### What to produce
From the records, pick out and copy each line containing "Kennwort".

### Dataset
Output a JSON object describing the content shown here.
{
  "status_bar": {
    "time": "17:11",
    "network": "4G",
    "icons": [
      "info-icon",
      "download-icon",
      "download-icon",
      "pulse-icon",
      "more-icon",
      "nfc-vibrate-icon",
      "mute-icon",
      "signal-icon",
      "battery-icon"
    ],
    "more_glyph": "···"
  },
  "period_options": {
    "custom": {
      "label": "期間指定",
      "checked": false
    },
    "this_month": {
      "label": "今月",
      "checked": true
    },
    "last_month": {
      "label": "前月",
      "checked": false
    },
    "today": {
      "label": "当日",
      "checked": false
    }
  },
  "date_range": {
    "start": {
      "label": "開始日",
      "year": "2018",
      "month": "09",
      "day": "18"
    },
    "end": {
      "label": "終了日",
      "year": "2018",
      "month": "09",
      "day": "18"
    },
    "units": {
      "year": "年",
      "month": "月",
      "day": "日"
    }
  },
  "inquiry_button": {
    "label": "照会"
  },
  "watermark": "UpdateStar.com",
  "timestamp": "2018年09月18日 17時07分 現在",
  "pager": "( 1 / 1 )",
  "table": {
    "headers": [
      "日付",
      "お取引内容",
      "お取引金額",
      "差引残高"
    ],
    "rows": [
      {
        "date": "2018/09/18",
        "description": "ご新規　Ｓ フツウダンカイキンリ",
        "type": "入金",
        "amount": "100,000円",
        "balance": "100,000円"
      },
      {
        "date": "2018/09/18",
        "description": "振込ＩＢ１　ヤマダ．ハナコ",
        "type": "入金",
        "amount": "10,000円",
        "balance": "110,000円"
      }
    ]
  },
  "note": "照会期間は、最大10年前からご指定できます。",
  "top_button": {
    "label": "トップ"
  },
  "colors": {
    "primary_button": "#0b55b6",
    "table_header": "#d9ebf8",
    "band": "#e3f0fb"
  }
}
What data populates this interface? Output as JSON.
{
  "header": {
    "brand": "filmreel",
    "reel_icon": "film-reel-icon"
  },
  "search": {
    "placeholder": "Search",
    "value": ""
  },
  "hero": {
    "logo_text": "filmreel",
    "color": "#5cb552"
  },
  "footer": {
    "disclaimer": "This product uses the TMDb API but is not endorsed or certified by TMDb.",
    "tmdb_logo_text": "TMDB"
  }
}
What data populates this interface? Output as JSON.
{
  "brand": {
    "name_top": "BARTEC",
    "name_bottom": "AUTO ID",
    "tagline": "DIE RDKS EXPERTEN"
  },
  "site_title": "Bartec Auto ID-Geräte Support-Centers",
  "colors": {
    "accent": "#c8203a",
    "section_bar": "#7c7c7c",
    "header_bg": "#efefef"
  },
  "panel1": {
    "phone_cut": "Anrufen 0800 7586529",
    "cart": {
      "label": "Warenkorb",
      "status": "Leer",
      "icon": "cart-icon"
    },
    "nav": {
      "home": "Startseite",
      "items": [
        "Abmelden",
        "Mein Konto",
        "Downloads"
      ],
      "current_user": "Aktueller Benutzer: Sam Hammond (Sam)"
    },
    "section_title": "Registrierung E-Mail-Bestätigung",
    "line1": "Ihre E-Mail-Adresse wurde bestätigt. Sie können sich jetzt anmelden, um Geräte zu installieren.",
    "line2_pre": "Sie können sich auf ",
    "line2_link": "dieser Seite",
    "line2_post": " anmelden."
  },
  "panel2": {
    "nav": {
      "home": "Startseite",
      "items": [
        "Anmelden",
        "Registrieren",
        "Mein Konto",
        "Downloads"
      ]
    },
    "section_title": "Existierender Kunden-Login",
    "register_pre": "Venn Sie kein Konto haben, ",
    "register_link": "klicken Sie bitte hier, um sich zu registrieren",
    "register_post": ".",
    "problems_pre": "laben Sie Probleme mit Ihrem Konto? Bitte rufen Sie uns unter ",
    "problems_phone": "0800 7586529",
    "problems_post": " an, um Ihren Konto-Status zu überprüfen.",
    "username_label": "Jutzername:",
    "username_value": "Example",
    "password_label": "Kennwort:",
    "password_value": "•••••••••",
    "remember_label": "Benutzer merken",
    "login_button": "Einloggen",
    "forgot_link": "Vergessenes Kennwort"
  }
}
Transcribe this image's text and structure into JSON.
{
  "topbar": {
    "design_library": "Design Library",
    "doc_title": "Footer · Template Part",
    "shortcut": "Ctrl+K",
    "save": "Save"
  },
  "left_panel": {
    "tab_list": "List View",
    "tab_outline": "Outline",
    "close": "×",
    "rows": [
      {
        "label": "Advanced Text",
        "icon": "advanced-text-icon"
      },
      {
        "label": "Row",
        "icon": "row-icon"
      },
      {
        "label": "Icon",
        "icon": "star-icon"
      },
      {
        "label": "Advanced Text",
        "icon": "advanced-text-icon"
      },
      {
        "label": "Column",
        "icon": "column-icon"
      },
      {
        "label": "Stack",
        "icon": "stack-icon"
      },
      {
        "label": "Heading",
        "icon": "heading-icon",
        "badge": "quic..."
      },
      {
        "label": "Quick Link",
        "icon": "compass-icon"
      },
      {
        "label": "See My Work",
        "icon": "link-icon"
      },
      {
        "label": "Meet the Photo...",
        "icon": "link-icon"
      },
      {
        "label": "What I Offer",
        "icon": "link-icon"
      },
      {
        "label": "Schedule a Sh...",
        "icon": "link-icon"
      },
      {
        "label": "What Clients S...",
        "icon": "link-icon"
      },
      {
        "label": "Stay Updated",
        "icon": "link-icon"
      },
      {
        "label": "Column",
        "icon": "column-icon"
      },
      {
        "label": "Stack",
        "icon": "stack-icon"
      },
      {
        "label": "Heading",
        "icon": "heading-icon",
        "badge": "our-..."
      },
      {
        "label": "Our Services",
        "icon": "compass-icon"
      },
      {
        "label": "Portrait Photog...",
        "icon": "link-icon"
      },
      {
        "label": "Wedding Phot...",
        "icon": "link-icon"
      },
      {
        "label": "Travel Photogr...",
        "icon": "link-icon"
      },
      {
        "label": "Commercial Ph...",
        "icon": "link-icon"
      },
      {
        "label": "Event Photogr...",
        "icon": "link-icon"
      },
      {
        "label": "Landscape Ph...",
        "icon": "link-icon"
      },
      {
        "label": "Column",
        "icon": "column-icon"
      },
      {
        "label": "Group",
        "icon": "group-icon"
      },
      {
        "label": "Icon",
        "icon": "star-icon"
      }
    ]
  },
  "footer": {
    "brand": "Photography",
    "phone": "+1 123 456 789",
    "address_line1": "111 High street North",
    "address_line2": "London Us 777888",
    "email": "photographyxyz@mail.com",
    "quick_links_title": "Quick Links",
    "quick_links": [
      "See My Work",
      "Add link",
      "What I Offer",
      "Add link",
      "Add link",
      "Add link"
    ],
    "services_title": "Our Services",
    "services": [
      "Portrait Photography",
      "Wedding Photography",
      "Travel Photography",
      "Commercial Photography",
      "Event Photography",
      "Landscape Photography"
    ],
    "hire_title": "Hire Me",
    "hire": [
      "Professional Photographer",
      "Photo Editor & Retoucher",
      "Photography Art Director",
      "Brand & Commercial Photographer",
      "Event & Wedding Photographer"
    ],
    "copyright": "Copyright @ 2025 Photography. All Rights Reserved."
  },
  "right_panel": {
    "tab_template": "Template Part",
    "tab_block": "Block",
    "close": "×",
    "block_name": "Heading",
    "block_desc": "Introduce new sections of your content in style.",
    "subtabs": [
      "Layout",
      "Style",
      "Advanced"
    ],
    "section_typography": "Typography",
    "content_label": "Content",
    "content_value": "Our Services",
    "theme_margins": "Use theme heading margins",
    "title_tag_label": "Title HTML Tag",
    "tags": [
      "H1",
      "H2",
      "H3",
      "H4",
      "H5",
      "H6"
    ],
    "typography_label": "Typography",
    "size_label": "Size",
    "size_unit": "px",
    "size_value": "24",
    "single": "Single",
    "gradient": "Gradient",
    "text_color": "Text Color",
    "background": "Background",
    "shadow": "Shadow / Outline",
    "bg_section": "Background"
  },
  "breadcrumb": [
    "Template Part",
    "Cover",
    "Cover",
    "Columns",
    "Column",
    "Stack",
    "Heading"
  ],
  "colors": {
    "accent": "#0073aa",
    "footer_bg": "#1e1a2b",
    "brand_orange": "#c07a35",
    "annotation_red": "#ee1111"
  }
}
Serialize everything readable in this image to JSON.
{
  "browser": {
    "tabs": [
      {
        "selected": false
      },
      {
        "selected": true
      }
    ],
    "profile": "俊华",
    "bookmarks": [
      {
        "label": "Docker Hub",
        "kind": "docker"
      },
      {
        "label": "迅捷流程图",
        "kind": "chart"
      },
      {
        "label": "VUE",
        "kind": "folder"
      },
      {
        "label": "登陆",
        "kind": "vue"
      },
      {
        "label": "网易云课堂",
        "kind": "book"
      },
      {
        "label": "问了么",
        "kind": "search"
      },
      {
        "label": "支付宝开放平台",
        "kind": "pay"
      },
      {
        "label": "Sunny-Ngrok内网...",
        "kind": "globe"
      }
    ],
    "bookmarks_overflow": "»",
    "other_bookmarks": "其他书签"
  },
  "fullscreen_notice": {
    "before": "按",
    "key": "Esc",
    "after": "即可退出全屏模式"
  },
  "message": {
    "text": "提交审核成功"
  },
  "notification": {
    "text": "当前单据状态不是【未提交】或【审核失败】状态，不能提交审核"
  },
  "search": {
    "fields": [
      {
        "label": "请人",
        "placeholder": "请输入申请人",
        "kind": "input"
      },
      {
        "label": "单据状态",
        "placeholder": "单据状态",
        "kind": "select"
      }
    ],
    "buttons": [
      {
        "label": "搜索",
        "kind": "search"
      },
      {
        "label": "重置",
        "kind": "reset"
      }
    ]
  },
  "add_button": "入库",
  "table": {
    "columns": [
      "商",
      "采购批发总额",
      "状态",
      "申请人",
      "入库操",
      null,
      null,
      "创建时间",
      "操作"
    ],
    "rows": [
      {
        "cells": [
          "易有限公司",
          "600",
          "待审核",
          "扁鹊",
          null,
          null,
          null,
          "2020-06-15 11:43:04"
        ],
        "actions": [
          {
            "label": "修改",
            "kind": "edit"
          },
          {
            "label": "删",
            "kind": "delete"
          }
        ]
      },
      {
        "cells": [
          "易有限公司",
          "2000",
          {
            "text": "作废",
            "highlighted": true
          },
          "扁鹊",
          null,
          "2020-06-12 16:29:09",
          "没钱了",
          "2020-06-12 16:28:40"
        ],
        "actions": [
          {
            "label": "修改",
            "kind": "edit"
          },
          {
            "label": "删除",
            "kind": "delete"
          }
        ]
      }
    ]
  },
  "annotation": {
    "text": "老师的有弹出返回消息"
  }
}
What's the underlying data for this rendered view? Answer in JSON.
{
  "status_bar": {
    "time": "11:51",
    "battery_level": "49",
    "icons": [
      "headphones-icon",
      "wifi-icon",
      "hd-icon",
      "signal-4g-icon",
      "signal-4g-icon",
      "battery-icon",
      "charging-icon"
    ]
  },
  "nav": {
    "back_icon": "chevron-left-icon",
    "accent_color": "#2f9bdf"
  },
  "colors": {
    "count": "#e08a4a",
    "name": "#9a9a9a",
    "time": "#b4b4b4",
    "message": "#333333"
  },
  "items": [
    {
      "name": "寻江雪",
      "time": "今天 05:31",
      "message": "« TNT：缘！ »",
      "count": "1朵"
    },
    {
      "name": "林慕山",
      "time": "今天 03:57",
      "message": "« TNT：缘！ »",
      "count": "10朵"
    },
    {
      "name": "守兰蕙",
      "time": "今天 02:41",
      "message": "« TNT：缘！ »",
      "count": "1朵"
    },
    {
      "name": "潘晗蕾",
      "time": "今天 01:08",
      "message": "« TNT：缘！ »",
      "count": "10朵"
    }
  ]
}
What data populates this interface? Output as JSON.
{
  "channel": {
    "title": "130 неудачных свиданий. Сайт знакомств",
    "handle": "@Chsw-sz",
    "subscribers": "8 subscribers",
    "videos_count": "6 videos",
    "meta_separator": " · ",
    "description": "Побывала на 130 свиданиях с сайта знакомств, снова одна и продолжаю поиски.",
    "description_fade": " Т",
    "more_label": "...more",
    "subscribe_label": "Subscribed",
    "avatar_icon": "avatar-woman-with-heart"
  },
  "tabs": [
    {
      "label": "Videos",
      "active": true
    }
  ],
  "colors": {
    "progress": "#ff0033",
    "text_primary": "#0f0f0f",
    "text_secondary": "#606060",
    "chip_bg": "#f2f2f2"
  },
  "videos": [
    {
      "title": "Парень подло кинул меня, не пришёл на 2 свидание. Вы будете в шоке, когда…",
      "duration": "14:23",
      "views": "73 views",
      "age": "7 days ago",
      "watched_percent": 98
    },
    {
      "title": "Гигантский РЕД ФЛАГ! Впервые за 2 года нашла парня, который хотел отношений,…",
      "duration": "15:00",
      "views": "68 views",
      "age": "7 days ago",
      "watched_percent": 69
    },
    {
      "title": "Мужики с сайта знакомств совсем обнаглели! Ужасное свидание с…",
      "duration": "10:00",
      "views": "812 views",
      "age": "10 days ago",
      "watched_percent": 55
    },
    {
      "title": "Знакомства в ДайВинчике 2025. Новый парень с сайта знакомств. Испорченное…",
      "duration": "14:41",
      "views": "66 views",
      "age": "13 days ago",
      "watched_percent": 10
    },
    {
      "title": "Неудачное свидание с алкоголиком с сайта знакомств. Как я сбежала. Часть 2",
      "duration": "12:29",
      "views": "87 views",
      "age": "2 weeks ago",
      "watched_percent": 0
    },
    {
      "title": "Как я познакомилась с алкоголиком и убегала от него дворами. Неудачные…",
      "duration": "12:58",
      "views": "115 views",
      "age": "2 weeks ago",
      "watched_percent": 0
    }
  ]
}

### Exercise result
    "password_label": "Kennwort:",
    "forgot_link": "Vergessenes Kennwort"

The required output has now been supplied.